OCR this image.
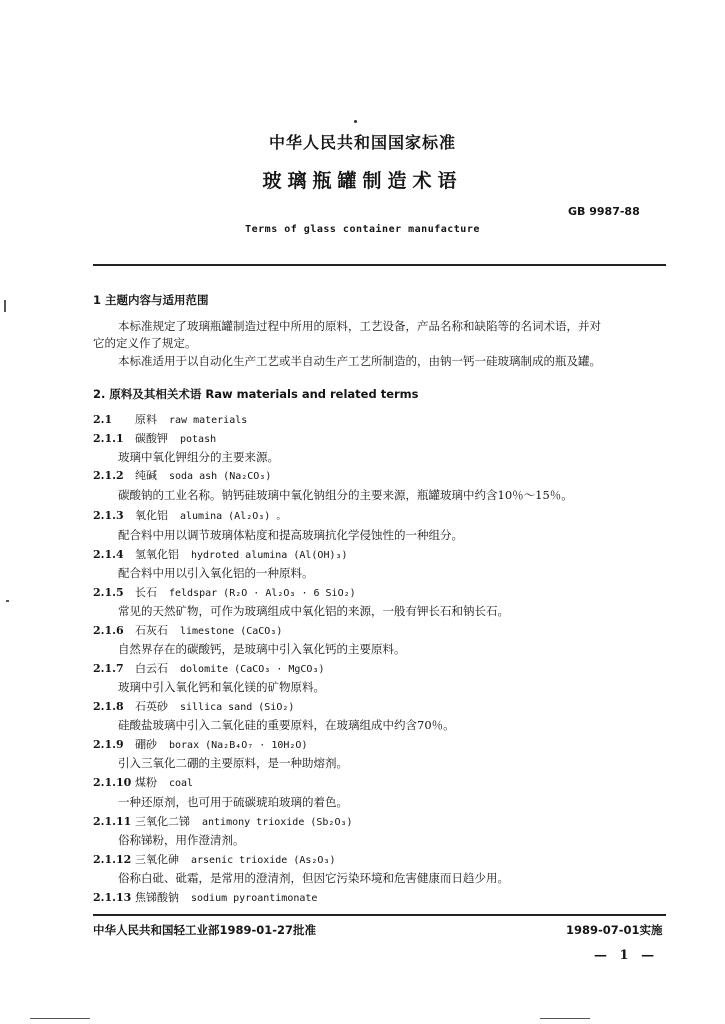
中华人民共和国国家标准
玻璃瓶罐制造术语
GB 9987-88
Terms of glass container manufacture
1 主题内容与适用范围
本标准规定了玻璃瓶罐制造过程中所用的原料，工艺设备，产品名称和缺陷等的名词术语，并对
它的定义作了规定。
本标准适用于以自动化生产工艺或半自动生产工艺所制造的，由钠一钙一硅玻璃制成的瓶及罐。
2. 原料及其相关术语 Raw materials and related terms
2.1 原料 raw materials
2.1.1 碳酸钾 potash
玻璃中氧化钾组分的主要来源。
2.1.2 纯碱 soda ash (Na₂CO₃)
碳酸钠的工业名称。钠钙硅玻璃中氧化钠组分的主要来源，瓶罐玻璃中约含10％～15％。
2.1.3 氧化铝 alumina (Al₂O₃) 。
配合料中用以调节玻璃体粘度和提高玻璃抗化学侵蚀性的一种组分。
2.1.4 氢氧化铝 hydroted alumina (Al(OH)₃)
配合料中用以引入氧化铝的一种原料。
2.1.5 长石 feldspar (R₂O · Al₂O₃ · 6 SiO₂)
常见的天然矿物，可作为玻璃组成中氧化铝的来源，一般有钾长石和钠长石。
2.1.6 石灰石 limestone (CaCO₃)
自然界存在的碳酸钙，是玻璃中引入氧化钙的主要原料。
2.1.7 白云石 dolomite (CaCO₃ · MgCO₃)
玻璃中引入氧化钙和氧化镁的矿物原料。
2.1.8 石英砂 sillica sand (SiO₂)
硅酸盐玻璃中引入二氧化硅的重要原料，在玻璃组成中约含70％。
2.1.9 硼砂 borax (Na₂B₄O₇ · 10H₂O)
引入三氧化二硼的主要原料，是一种助熔剂。
2.1.10 煤粉 coal
一种还原剂，也可用于硫碳琥珀玻璃的着色。
2.1.11 三氧化二锑 antimony trioxide (Sb₂O₃)
俗称锑粉，用作澄清剂。
2.1.12 三氧化砷 arsenic trioxide (As₂O₃)
俗称白砒、砒霜，是常用的澄清剂，但因它污染环境和危害健康而日趋少用。
2.1.13 焦锑酸钠 sodium pyroantimonate
中华人民共和国轻工业部1989-01-27批准	1989-07-01实施
— 1 —
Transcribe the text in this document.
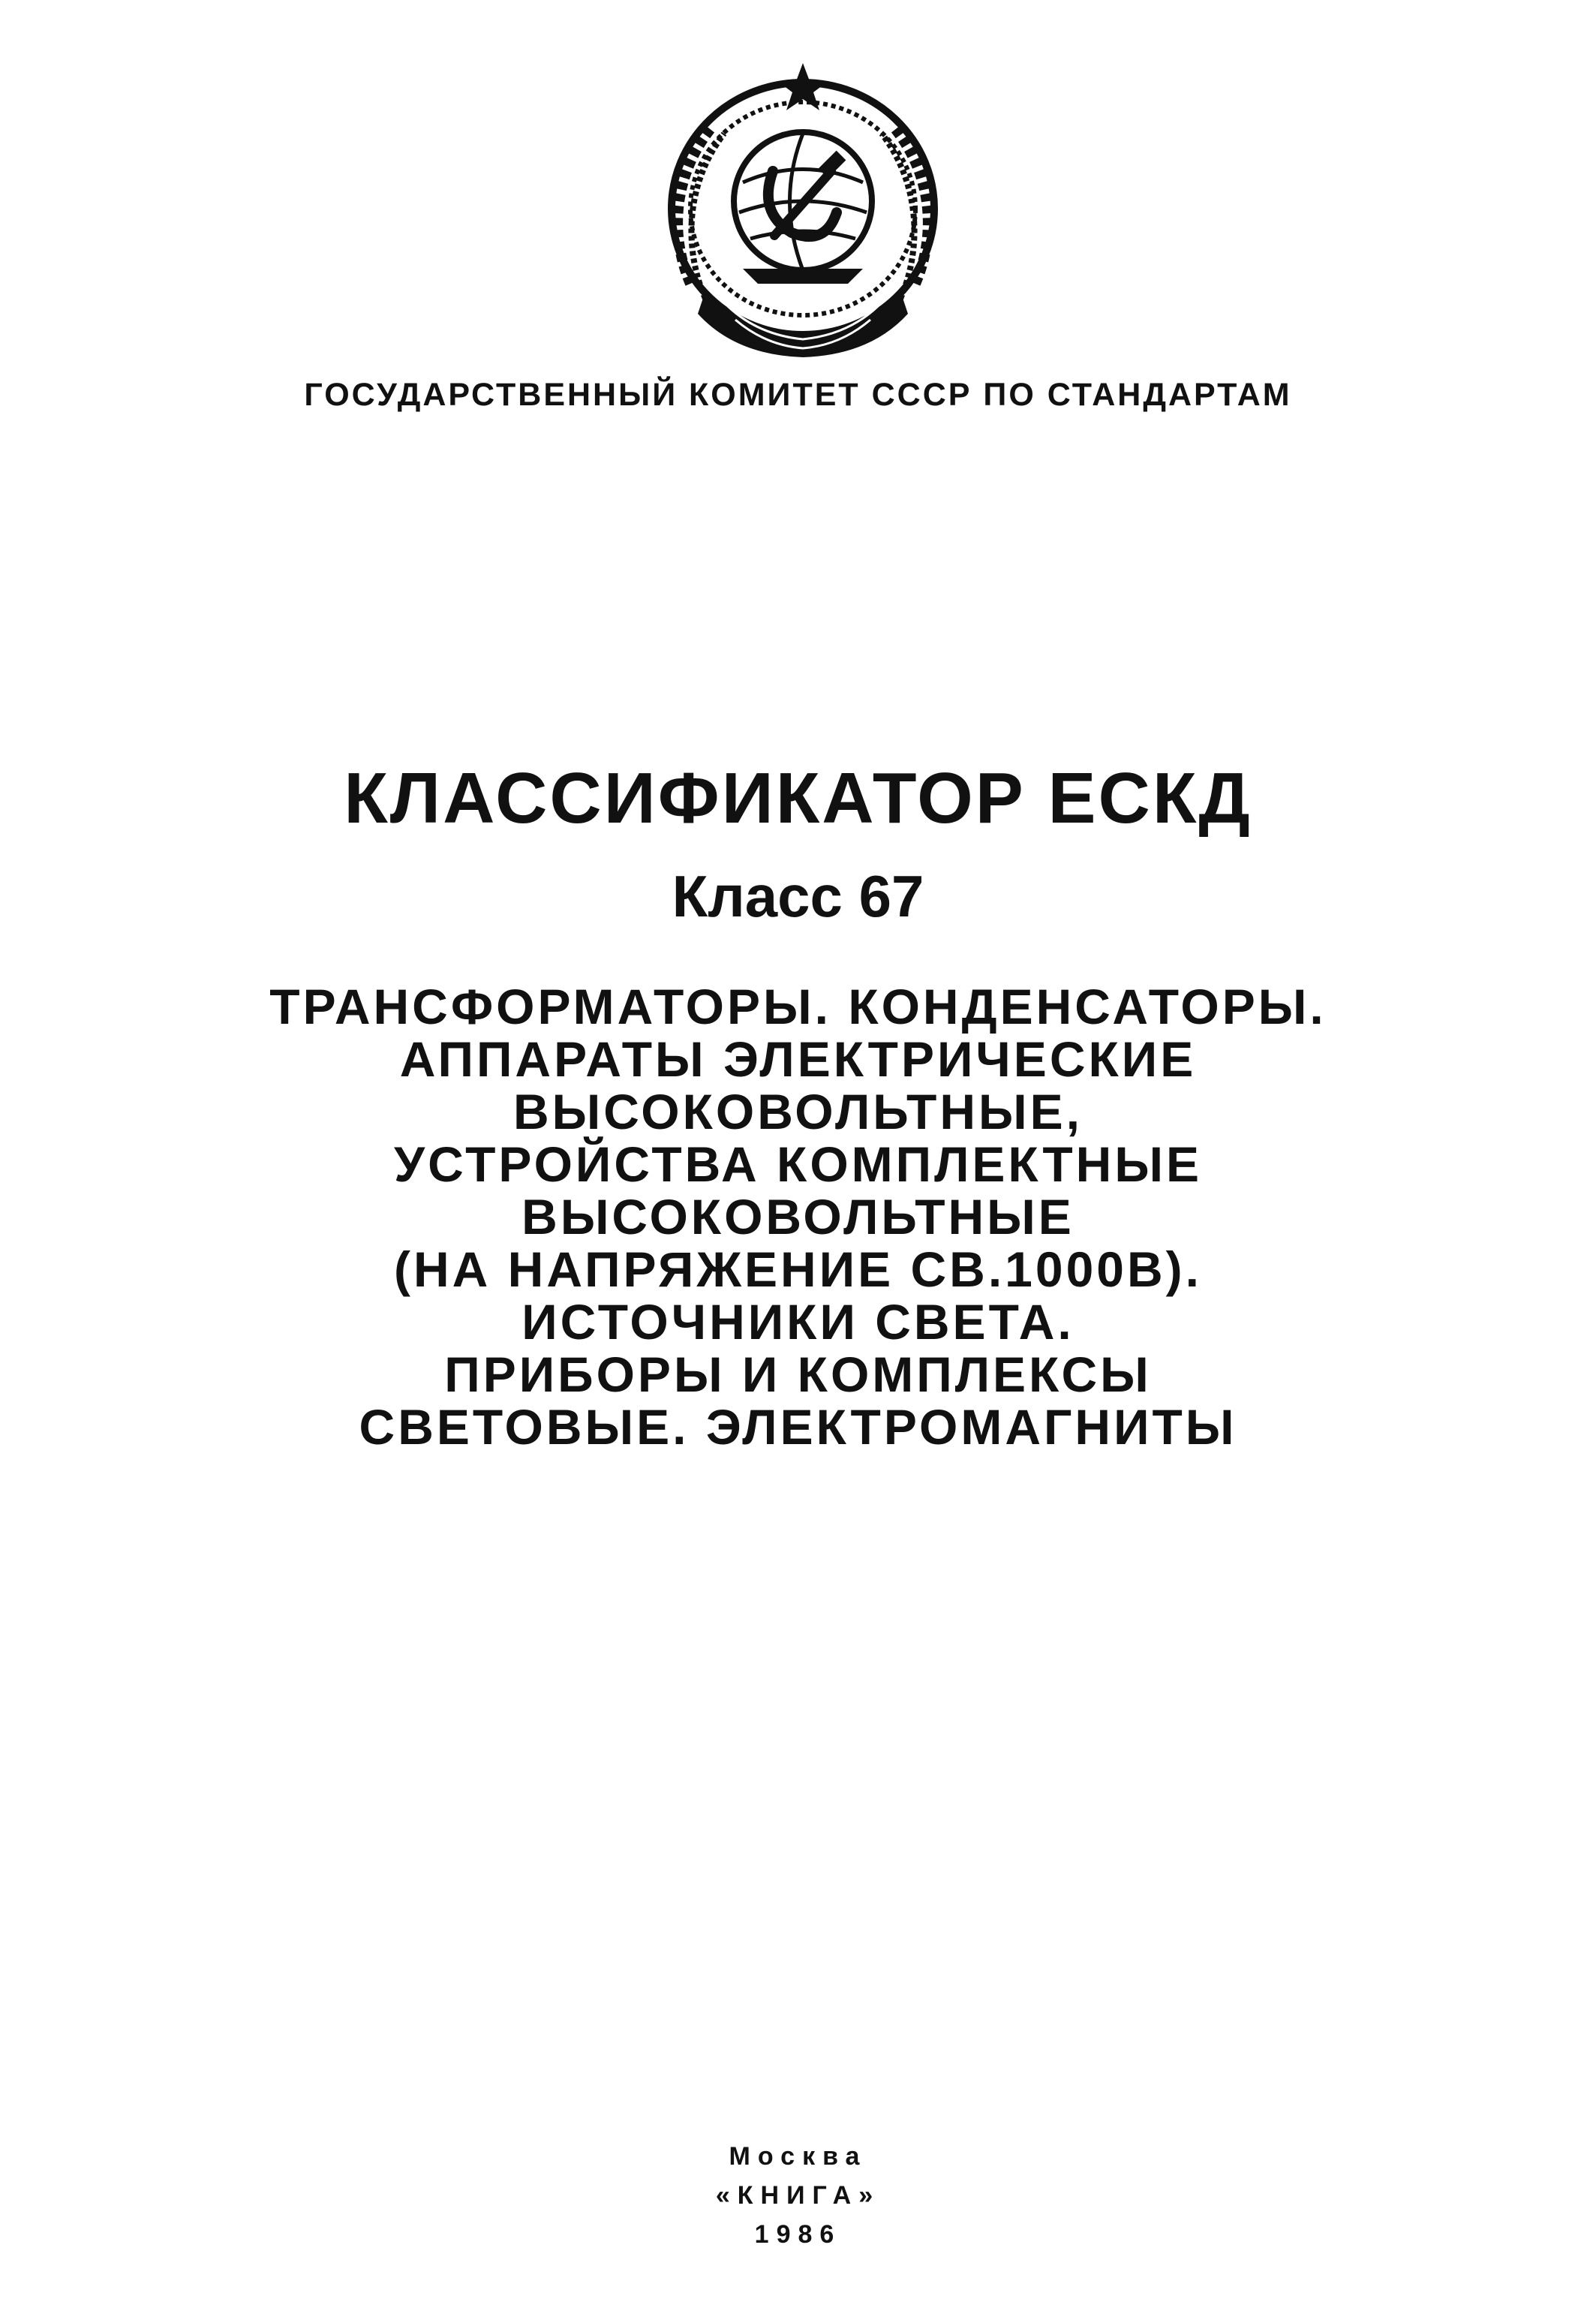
ГОСУДАРСТВЕННЫЙ КОМИТЕТ СССР ПО СТАНДАРТАМ
КЛАССИФИКАТОР ЕСКД
Класс 67
ТРАНСФОРМАТОРЫ. КОНДЕНСАТОРЫ.
АППАРАТЫ ЭЛЕКТРИЧЕСКИЕ
ВЫСОКОВОЛЬТНЫЕ,
УСТРОЙСТВА КОМПЛЕКТНЫЕ
ВЫСОКОВОЛЬТНЫЕ
(НА НАПРЯЖЕНИЕ СВ.1000В).
ИСТОЧНИКИ СВЕТА.
ПРИБОРЫ И КОМПЛЕКСЫ
СВЕТОВЫЕ. ЭЛЕКТРОМАГНИТЫ
Москва
«КНИГА»
1986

[What you have to do] Of the lines in the entries above, how many include "this"? Only the number should be given.

[Output] 2